§ **YOUR INSTRUCTIONS**
Wherever a line holds the word "először", copy that line out.
-- start DATA RECORDS --
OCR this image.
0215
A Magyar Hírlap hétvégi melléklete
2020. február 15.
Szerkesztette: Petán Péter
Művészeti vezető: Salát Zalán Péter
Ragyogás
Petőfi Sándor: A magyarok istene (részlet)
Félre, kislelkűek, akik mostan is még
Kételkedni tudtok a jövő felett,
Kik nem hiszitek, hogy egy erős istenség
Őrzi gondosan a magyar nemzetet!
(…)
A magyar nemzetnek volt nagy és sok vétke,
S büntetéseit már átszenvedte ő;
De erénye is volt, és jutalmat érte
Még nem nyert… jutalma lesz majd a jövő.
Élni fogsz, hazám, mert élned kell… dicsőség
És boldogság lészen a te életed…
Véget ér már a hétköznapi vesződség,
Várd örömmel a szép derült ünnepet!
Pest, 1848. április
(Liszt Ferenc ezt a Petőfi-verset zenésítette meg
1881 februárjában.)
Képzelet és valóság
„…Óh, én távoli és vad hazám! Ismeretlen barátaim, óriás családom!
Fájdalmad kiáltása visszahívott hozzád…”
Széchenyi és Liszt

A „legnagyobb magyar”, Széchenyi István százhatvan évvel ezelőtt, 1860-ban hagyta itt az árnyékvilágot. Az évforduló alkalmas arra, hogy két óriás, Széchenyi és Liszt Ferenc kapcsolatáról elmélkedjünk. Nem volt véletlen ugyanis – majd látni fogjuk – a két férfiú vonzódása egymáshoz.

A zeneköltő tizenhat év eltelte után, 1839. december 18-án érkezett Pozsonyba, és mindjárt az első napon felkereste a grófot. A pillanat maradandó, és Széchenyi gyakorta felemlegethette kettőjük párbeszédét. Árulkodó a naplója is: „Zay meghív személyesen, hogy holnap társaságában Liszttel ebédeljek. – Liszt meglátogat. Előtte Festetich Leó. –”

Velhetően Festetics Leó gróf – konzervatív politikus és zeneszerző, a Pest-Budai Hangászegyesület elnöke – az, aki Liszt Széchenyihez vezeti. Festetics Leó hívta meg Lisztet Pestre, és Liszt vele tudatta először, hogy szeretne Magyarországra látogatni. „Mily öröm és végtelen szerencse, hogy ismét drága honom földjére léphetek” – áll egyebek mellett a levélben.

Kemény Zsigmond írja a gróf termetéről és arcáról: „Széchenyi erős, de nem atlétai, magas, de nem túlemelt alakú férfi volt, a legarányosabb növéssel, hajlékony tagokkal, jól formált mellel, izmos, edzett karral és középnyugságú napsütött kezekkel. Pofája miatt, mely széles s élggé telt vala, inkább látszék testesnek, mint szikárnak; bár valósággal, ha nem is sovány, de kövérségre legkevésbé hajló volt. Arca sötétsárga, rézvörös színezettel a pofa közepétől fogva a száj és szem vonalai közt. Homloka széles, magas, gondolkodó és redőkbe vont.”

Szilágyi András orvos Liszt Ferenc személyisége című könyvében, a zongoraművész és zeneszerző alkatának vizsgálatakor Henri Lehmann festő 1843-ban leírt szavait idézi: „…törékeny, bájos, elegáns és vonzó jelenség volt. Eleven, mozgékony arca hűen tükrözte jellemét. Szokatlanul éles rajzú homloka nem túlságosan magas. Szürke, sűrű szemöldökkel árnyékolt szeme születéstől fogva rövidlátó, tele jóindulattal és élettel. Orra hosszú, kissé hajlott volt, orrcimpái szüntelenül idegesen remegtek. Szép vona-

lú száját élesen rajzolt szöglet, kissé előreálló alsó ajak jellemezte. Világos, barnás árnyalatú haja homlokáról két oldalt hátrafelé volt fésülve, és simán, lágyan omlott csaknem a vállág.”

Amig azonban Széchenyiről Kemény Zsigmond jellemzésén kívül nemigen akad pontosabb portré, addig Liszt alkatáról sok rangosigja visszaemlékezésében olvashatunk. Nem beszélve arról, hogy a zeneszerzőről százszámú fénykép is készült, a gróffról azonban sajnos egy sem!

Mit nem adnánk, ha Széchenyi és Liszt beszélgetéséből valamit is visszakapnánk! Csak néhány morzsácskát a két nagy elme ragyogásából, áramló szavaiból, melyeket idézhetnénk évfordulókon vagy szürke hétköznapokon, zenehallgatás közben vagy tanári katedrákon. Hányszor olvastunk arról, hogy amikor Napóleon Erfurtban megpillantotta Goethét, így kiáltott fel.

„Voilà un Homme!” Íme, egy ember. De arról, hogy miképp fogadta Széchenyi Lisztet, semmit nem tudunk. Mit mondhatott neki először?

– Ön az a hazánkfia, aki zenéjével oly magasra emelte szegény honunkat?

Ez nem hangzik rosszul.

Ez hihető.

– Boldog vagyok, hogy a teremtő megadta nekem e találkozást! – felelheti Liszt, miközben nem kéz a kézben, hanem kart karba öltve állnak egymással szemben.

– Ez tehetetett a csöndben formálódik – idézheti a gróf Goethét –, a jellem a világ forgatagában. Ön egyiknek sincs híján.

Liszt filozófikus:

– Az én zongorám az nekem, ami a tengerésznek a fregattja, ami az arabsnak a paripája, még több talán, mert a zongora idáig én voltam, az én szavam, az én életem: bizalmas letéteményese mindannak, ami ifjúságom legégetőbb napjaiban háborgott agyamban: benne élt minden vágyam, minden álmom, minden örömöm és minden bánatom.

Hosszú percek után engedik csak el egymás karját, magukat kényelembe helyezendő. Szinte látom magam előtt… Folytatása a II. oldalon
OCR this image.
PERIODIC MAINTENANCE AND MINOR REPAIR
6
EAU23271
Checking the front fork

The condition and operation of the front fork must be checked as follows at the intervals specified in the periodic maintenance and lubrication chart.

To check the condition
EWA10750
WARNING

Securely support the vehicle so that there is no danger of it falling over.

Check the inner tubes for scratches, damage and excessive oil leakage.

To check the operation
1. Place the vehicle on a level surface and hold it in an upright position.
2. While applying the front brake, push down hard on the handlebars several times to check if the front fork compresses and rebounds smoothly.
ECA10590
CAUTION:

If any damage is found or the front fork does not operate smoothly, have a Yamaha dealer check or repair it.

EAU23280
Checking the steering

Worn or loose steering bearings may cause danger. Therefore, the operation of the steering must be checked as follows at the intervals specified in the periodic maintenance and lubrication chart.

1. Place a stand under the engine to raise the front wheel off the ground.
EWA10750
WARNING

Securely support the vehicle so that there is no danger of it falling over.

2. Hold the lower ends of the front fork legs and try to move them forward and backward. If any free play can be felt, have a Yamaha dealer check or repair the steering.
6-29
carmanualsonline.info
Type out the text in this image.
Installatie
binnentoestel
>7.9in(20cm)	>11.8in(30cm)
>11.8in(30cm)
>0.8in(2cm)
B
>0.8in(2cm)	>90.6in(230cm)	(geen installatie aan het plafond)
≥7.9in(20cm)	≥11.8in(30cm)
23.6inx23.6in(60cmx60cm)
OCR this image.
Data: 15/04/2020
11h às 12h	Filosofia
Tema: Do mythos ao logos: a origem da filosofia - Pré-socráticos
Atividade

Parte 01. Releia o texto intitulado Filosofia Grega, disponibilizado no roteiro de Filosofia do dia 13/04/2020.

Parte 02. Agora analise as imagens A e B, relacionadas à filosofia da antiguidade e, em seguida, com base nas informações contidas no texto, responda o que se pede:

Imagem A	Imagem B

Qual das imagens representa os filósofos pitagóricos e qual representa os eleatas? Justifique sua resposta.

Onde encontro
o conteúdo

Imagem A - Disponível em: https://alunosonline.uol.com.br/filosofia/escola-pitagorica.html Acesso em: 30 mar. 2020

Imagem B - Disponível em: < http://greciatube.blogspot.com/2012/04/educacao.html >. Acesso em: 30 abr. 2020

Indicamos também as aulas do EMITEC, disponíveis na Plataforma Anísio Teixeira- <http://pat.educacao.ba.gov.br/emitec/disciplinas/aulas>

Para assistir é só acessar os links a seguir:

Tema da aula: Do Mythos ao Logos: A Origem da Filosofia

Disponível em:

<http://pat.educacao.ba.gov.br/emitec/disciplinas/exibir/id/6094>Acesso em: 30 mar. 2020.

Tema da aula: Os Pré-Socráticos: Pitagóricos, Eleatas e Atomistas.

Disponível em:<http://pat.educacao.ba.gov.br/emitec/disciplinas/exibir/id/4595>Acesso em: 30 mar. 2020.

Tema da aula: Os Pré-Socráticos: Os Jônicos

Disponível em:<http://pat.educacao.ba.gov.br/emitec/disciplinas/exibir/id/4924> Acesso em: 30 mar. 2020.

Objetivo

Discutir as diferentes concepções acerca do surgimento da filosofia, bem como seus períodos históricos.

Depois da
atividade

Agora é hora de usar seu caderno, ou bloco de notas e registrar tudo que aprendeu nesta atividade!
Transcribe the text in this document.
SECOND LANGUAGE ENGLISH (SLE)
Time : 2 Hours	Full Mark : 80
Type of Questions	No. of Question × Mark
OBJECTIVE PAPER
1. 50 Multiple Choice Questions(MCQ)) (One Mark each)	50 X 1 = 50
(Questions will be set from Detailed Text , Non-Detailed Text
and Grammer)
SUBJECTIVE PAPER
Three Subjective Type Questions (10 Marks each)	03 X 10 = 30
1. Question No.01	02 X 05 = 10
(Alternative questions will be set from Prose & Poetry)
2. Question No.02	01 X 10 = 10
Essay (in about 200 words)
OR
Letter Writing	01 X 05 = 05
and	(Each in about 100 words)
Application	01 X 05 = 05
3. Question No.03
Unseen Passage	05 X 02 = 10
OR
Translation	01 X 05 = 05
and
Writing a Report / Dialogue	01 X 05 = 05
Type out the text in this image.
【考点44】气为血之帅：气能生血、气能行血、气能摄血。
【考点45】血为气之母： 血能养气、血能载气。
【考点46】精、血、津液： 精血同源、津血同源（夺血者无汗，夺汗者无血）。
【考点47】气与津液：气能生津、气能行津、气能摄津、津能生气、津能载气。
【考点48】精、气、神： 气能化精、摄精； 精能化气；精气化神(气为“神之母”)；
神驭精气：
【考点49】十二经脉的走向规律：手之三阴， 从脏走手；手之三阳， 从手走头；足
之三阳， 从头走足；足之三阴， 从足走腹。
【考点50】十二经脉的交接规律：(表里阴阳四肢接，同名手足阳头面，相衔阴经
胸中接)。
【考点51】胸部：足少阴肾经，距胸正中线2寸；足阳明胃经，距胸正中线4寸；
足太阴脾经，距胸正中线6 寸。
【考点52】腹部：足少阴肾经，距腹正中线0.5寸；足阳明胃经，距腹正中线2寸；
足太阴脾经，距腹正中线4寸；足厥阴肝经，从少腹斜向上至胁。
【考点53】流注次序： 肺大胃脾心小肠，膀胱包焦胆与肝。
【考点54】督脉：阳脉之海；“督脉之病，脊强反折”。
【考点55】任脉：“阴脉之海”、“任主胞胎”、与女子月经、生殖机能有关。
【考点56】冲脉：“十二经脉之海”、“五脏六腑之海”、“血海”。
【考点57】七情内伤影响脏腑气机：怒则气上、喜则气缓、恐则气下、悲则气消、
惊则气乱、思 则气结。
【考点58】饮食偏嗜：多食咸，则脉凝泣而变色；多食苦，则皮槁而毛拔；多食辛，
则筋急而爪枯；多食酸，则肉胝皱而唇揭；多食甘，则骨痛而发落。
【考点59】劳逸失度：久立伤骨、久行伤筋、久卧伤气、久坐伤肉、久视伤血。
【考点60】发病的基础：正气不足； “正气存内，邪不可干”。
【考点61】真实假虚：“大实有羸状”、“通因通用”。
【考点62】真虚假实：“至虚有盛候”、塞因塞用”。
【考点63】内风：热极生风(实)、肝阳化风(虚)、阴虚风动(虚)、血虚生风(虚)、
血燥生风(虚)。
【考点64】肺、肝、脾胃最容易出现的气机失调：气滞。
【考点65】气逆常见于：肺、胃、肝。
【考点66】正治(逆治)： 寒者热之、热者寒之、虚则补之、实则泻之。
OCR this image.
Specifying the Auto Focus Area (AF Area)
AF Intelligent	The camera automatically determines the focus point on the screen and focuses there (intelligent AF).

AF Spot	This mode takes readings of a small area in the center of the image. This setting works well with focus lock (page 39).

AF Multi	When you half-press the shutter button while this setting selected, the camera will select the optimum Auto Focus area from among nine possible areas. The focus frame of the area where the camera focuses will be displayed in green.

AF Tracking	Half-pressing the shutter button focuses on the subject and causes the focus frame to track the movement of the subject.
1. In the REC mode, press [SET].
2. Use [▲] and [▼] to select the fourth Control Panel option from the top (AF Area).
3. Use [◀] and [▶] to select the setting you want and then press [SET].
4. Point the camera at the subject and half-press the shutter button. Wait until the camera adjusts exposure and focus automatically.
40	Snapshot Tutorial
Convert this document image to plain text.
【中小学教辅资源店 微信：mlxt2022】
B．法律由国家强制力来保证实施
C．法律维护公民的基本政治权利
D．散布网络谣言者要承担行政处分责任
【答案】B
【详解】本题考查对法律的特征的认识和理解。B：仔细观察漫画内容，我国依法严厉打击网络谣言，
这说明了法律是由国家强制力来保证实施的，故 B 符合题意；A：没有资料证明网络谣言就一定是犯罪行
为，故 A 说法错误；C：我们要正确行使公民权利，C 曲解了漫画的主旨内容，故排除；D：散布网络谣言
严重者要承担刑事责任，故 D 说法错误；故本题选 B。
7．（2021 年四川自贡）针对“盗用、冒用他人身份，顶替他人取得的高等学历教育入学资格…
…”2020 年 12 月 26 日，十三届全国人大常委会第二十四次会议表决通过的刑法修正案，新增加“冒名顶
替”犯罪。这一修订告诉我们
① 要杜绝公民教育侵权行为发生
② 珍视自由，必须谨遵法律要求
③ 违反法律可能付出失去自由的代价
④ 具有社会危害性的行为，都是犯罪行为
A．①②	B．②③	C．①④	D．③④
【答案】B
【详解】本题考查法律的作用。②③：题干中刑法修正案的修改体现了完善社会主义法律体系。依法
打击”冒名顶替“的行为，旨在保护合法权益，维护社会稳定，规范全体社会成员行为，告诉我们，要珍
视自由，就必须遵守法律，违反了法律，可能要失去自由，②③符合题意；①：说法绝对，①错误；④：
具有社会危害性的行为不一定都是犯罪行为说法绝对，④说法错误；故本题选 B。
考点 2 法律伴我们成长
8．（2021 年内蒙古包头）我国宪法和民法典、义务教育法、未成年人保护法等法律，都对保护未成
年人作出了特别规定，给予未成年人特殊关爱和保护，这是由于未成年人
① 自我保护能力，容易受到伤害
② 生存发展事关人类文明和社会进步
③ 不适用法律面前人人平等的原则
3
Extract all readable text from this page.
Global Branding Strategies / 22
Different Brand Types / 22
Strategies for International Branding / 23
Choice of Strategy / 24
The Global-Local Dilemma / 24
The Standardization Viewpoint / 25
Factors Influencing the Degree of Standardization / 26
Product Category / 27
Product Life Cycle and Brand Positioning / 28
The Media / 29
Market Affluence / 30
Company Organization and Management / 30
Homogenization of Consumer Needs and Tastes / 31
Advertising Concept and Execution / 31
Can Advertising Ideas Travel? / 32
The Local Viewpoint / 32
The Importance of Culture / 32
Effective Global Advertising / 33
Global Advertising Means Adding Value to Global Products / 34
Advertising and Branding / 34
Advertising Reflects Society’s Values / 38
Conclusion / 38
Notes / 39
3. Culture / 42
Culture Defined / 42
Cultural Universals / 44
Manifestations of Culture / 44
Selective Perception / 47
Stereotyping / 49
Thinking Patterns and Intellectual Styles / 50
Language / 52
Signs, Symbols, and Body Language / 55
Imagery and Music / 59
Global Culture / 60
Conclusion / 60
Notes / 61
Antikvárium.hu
-- end DATA RECORDS --
§ **OUTPUT**
Velhetően Festetics Leó gróf – konzervatív politikus és zeneszerző, a Pest-Budai Hangászegyesület elnöke – az, aki Liszt Széchenyihez vezeti. Festetics Leó hívta meg Lisztet Pestre, és Liszt vele tudatta először, hogy szeretne Magyarországra látogatni. „Mily öröm és végtelen szerencse, hogy ismét drága honom földjére léphetek” – áll egyebek mellett a levélben.
„Voilà un Homme!” Íme, egy ember. De arról, hogy miképp fogadta Széchenyi Lisztet, semmit nem tudunk. Mit mondhatott neki először?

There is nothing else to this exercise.